• Exercise materials:

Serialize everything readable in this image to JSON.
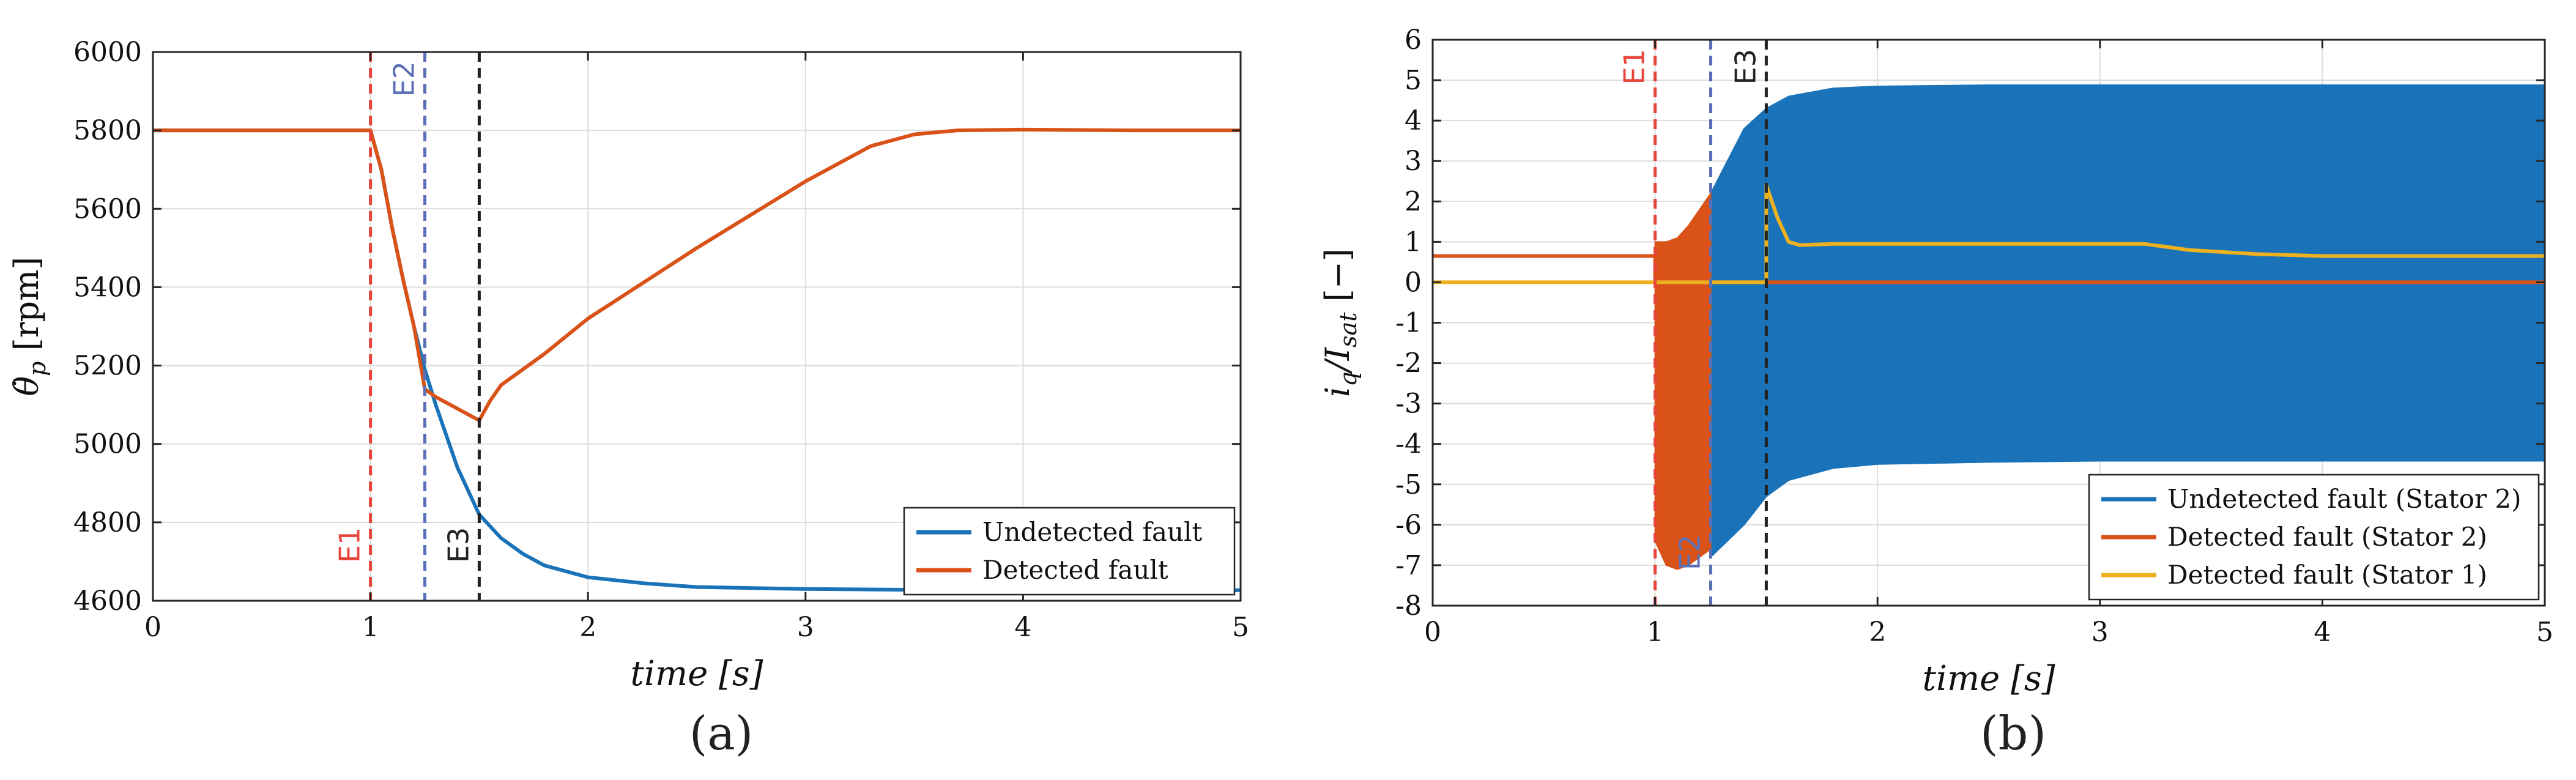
{
  "chart_data": [
    {
      "type": "line",
      "panel_label": "(a)",
      "xlabel": "time [s]",
      "ylabel": "θ̇p [rpm]",
      "xlim": [
        0,
        5
      ],
      "ylim": [
        4600,
        6000
      ],
      "xticks": [
        "0",
        "1",
        "2",
        "3",
        "4",
        "5"
      ],
      "yticks": [
        "4600",
        "4800",
        "5000",
        "5200",
        "5400",
        "5600",
        "5800",
        "6000"
      ],
      "grid": true,
      "legend_position": "bottom-right",
      "events": [
        {
          "label": "E1",
          "x": 1.0,
          "color": "#e8443a",
          "label_position": "bottom"
        },
        {
          "label": "E2",
          "x": 1.25,
          "color": "#5a6fb5",
          "label_position": "top"
        },
        {
          "label": "E3",
          "x": 1.5,
          "color": "#222222",
          "label_position": "bottom"
        }
      ],
      "series": [
        {
          "name": "Undetected fault",
          "color": "#1a73b8",
          "x": [
            0,
            0.5,
            1.0,
            1.05,
            1.1,
            1.15,
            1.2,
            1.25,
            1.3,
            1.4,
            1.5,
            1.6,
            1.7,
            1.8,
            2.0,
            2.25,
            2.5,
            3.0,
            3.5,
            4.0,
            5.0
          ],
          "y": [
            5800,
            5800,
            5800,
            5700,
            5550,
            5420,
            5300,
            5190,
            5100,
            4940,
            4820,
            4760,
            4720,
            4690,
            4660,
            4645,
            4635,
            4630,
            4628,
            4627,
            4627
          ]
        },
        {
          "name": "Detected fault",
          "color": "#d95319",
          "x": [
            0,
            0.5,
            1.0,
            1.05,
            1.1,
            1.15,
            1.2,
            1.25,
            1.3,
            1.4,
            1.5,
            1.55,
            1.6,
            1.8,
            2.0,
            2.5,
            3.0,
            3.3,
            3.5,
            3.7,
            4.0,
            4.5,
            5.0
          ],
          "y": [
            5800,
            5800,
            5800,
            5700,
            5550,
            5420,
            5300,
            5140,
            5120,
            5090,
            5060,
            5110,
            5150,
            5230,
            5320,
            5500,
            5670,
            5760,
            5790,
            5800,
            5802,
            5800,
            5800
          ]
        }
      ]
    },
    {
      "type": "line",
      "panel_label": "(b)",
      "xlabel": "time [s]",
      "ylabel": "iq/Isat [−]",
      "xlim": [
        0,
        5
      ],
      "ylim": [
        -8,
        6
      ],
      "xticks": [
        "0",
        "1",
        "2",
        "3",
        "4",
        "5"
      ],
      "yticks": [
        "-8",
        "-7",
        "-6",
        "-5",
        "-4",
        "-3",
        "-2",
        "-1",
        "0",
        "1",
        "2",
        "3",
        "4",
        "5",
        "6"
      ],
      "grid": true,
      "legend_position": "bottom-right",
      "events": [
        {
          "label": "E1",
          "x": 1.0,
          "color": "#e8443a",
          "label_position": "top"
        },
        {
          "label": "E2",
          "x": 1.25,
          "color": "#5a6fb5",
          "label_position": "bottom"
        },
        {
          "label": "E3",
          "x": 1.5,
          "color": "#222222",
          "label_position": "top"
        }
      ],
      "series": [
        {
          "name": "Undetected fault (Stator 2)",
          "color": "#1a73b8",
          "render": "oscillation envelope",
          "x": [
            1.25,
            1.4,
            1.5,
            1.6,
            1.8,
            2.0,
            2.5,
            3.0,
            4.0,
            5.0
          ],
          "upper": [
            2.2,
            3.8,
            4.3,
            4.6,
            4.8,
            4.85,
            4.88,
            4.88,
            4.88,
            4.88
          ],
          "lower": [
            -6.8,
            -6.0,
            -5.3,
            -4.9,
            -4.6,
            -4.5,
            -4.45,
            -4.42,
            -4.42,
            -4.42
          ]
        },
        {
          "name": "Detected fault (Stator 2)",
          "color": "#d95319",
          "x": [
            0,
            0.5,
            1.0,
            1.0,
            1.05,
            1.1,
            1.15,
            1.2,
            1.25,
            1.25,
            2.0,
            3.0,
            4.0,
            5.0
          ],
          "y": [
            0.65,
            0.65,
            0.65,
            0,
            0,
            0,
            0,
            0,
            0,
            0,
            0,
            0,
            0,
            0
          ],
          "oscillation": {
            "x": [
              1.0,
              1.05,
              1.1,
              1.15,
              1.2,
              1.25
            ],
            "upper": [
              1.0,
              1.0,
              1.1,
              1.4,
              1.8,
              2.2
            ],
            "lower": [
              -6.4,
              -7.0,
              -7.1,
              -7.0,
              -6.8,
              -6.6
            ]
          }
        },
        {
          "name": "Detected fault (Stator 1)",
          "color": "#edb120",
          "x": [
            0,
            1.0,
            1.5,
            1.5,
            1.55,
            1.6,
            1.65,
            1.8,
            2.5,
            3.2,
            3.4,
            3.7,
            4.0,
            5.0
          ],
          "y": [
            0,
            0,
            0,
            2.4,
            1.6,
            1.0,
            0.92,
            0.95,
            0.95,
            0.95,
            0.8,
            0.7,
            0.65,
            0.65
          ]
        }
      ]
    }
  ]
}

• Task details: Of the lines in the data, how many hold the string "name"? State the number, nothing else.

• The response: 5